In how many lines of the data does the word "Kaskazini" appear? Give the number by itself.

** start ENTRIES **

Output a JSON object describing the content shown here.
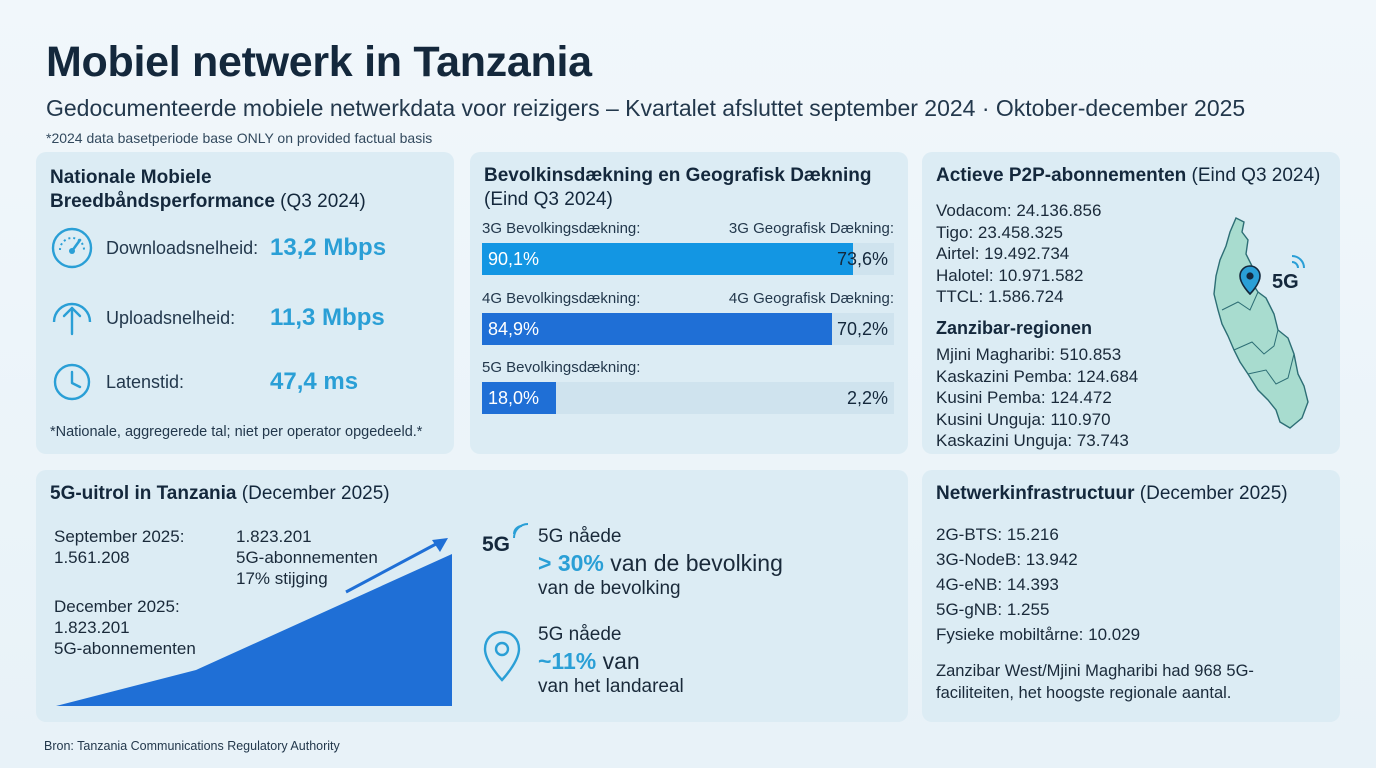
{
  "header": {
    "title": "Mobiel netwerk in Tanzania",
    "subtitle": "Gedocumenteerde mobiele netwerkdata voor reizigers – Kvartalet afsluttet september 2024 · Oktober-december 2025",
    "note": "*2024 data basetperiode base ONLY on provided factual basis"
  },
  "performance": {
    "title_bold": "Nationale Mobiele Breedbåndsperformance",
    "title_suffix": " (Q3 2024)",
    "download_label": "Downloadsnelheid:",
    "download_value": "13,2 Mbps",
    "upload_label": "Uploadsnelheid:",
    "upload_value": "11,3 Mbps",
    "latency_label": "Latenstid:",
    "latency_value": "47,4 ms",
    "note": "*Nationale, aggregerede tal; niet per operator opgedeeld.*",
    "icons": [
      "speedometer-icon",
      "upload-arrow-icon",
      "clock-icon"
    ]
  },
  "coverage": {
    "title_bold": "Bevolkinsdækning en Geografisk Dækning",
    "title_suffix": "(Eind Q3 2024)",
    "rows": [
      {
        "left_label": "3G Bevolkingsdækning:",
        "right_label": "3G Geografisk Dækning:",
        "population": "90,1%",
        "population_value": 90.1,
        "geographic": "73,6%",
        "color": "#1396e3"
      },
      {
        "left_label": "4G Bevolkingsdækning:",
        "right_label": "4G Geografisk Dækning:",
        "population": "84,9%",
        "population_value": 84.9,
        "geographic": "70,2%",
        "color": "#1f6fd6"
      },
      {
        "left_label": "5G Bevolkingsdækning:",
        "right_label": "",
        "population": "18,0%",
        "population_value": 18.0,
        "geographic": "2,2%",
        "color": "#1f6fd6"
      }
    ]
  },
  "subscriptions": {
    "title_bold": "Actieve P2P-abonnementen",
    "title_suffix": " (Eind Q3 2024)",
    "operators": [
      "Vodacom: 24.136.856",
      "Tigo: 23.458.325",
      "Airtel: 19.492.734",
      "Halotel: 10.971.582",
      "TTCL: 1.586.724"
    ],
    "zanzibar_title": "Zanzibar-regionen",
    "zanzibar": [
      "Mjini Magharibi: 510.853",
      "Kaskazini Pemba: 124.684",
      "Kusini Pemba: 124.472",
      "Kusini Unguja: 110.970",
      "Kaskazini Unguja: 73.743"
    ],
    "map_label": "5G",
    "map_color": "#a8dccf"
  },
  "rollout": {
    "title_bold": "5G-uitrol in Tanzania",
    "title_suffix": " (December 2025)",
    "sep_line1": "September 2025:",
    "sep_line2": "1.561.208",
    "dec_line1": "December 2025:",
    "dec_line2": "1.823.201",
    "dec_line3": "5G-abonnementen",
    "peak_line1": "1.823.201",
    "peak_line2": "5G-abonnementen",
    "peak_line3": "17% stijging",
    "badge_5g": "5G",
    "pop_line1": "5G nåede",
    "pop_highlight": "> 30%",
    "pop_rest": " van de bevolking",
    "pop_line3": "van de bevolking",
    "land_line1": "5G nåede",
    "land_highlight": "~11%",
    "land_rest": " van",
    "land_line3": "van het landareal",
    "area_color": "#1f6fd6"
  },
  "infrastructure": {
    "title_bold": "Netwerkinfrastructuur",
    "title_suffix": " (December 2025)",
    "items": [
      "2G-BTS: 15.216",
      "3G-NodeB: 13.942",
      "4G-eNB: 14.393",
      "5G-gNB: 1.255",
      "Fysieke mobiltårne: 10.029"
    ],
    "note": "Zanzibar West/Mjini Magharibi had 968 5G-faciliteiten, het hoogste regionale aantal."
  },
  "source": "Bron: Tanzania Communications Regulatory Authority"
}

** end ENTRIES **

**RESPONSE TO THIS TASK:** 2